§ The exercise: Return all of the data exactly, with nothing left out but the pictures.

§ Dataset entries:
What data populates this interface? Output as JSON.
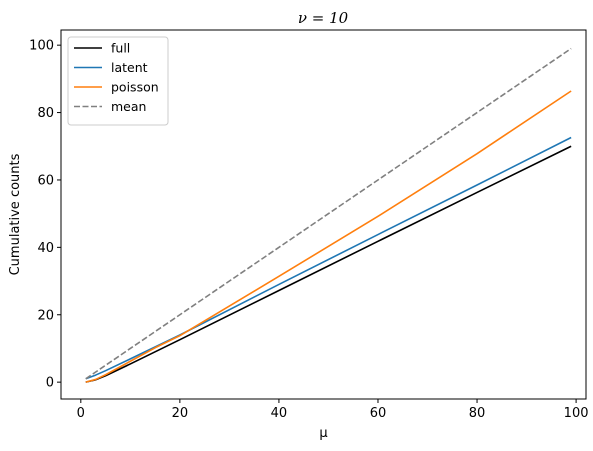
{
  "chart_data": {
    "type": "line",
    "title": "ν = 10",
    "xlabel": "μ",
    "ylabel": "Cumulative counts",
    "xlim": [
      -4,
      102
    ],
    "ylim": [
      -5,
      104.5
    ],
    "x_ticks": [
      0,
      20,
      40,
      60,
      80,
      100
    ],
    "y_ticks": [
      0,
      20,
      40,
      60,
      80,
      100
    ],
    "grid": false,
    "legend_position": "top-left",
    "series": [
      {
        "name": "full",
        "color": "#000000",
        "dash": "solid",
        "points": [
          [
            1,
            0
          ],
          [
            3,
            0.7
          ],
          [
            5,
            1.9
          ],
          [
            10,
            5.4
          ],
          [
            20,
            12.6
          ],
          [
            40,
            27.2
          ],
          [
            60,
            41.8
          ],
          [
            80,
            56.3
          ],
          [
            99,
            70
          ]
        ]
      },
      {
        "name": "latent",
        "color": "#1f77b4",
        "dash": "solid",
        "points": [
          [
            1,
            1
          ],
          [
            3,
            2.1
          ],
          [
            5,
            3.4
          ],
          [
            10,
            6.9
          ],
          [
            20,
            14
          ],
          [
            40,
            29
          ],
          [
            60,
            43.8
          ],
          [
            80,
            58.5
          ],
          [
            99,
            72.6
          ]
        ]
      },
      {
        "name": "poisson",
        "color": "#ff7f0e",
        "dash": "solid",
        "points": [
          [
            1,
            0
          ],
          [
            3,
            0.8
          ],
          [
            5,
            2.2
          ],
          [
            10,
            6.2
          ],
          [
            15,
            10.2
          ],
          [
            20,
            13.8
          ],
          [
            40,
            31.4
          ],
          [
            60,
            49.2
          ],
          [
            80,
            67.8
          ],
          [
            99,
            86.4
          ]
        ]
      },
      {
        "name": "mean",
        "color": "#808080",
        "dash": "dashed",
        "points": [
          [
            1,
            1
          ],
          [
            99,
            99
          ]
        ]
      }
    ]
  }
}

§ Expected output:
What data populates this interface? Output as JSON.
{
  "chart_data": {
    "type": "line",
    "title": "ν = 10",
    "xlabel": "μ",
    "ylabel": "Cumulative counts",
    "xlim": [
      -4,
      102
    ],
    "ylim": [
      -5,
      104.5
    ],
    "x_ticks": [
      0,
      20,
      40,
      60,
      80,
      100
    ],
    "y_ticks": [
      0,
      20,
      40,
      60,
      80,
      100
    ],
    "grid": false,
    "legend_position": "top-left",
    "series": [
      {
        "name": "full",
        "color": "#000000",
        "dash": "solid",
        "points": [
          [
            1,
            0
          ],
          [
            3,
            0.7
          ],
          [
            5,
            1.9
          ],
          [
            10,
            5.4
          ],
          [
            20,
            12.6
          ],
          [
            40,
            27.2
          ],
          [
            60,
            41.8
          ],
          [
            80,
            56.3
          ],
          [
            99,
            70
          ]
        ]
      },
      {
        "name": "latent",
        "color": "#1f77b4",
        "dash": "solid",
        "points": [
          [
            1,
            1
          ],
          [
            3,
            2.1
          ],
          [
            5,
            3.4
          ],
          [
            10,
            6.9
          ],
          [
            20,
            14
          ],
          [
            40,
            29
          ],
          [
            60,
            43.8
          ],
          [
            80,
            58.5
          ],
          [
            99,
            72.6
          ]
        ]
      },
      {
        "name": "poisson",
        "color": "#ff7f0e",
        "dash": "solid",
        "points": [
          [
            1,
            0
          ],
          [
            3,
            0.8
          ],
          [
            5,
            2.2
          ],
          [
            10,
            6.2
          ],
          [
            15,
            10.2
          ],
          [
            20,
            13.8
          ],
          [
            40,
            31.4
          ],
          [
            60,
            49.2
          ],
          [
            80,
            67.8
          ],
          [
            99,
            86.4
          ]
        ]
      },
      {
        "name": "mean",
        "color": "#808080",
        "dash": "dashed",
        "points": [
          [
            1,
            1
          ],
          [
            99,
            99
          ]
        ]
      }
    ]
  }
}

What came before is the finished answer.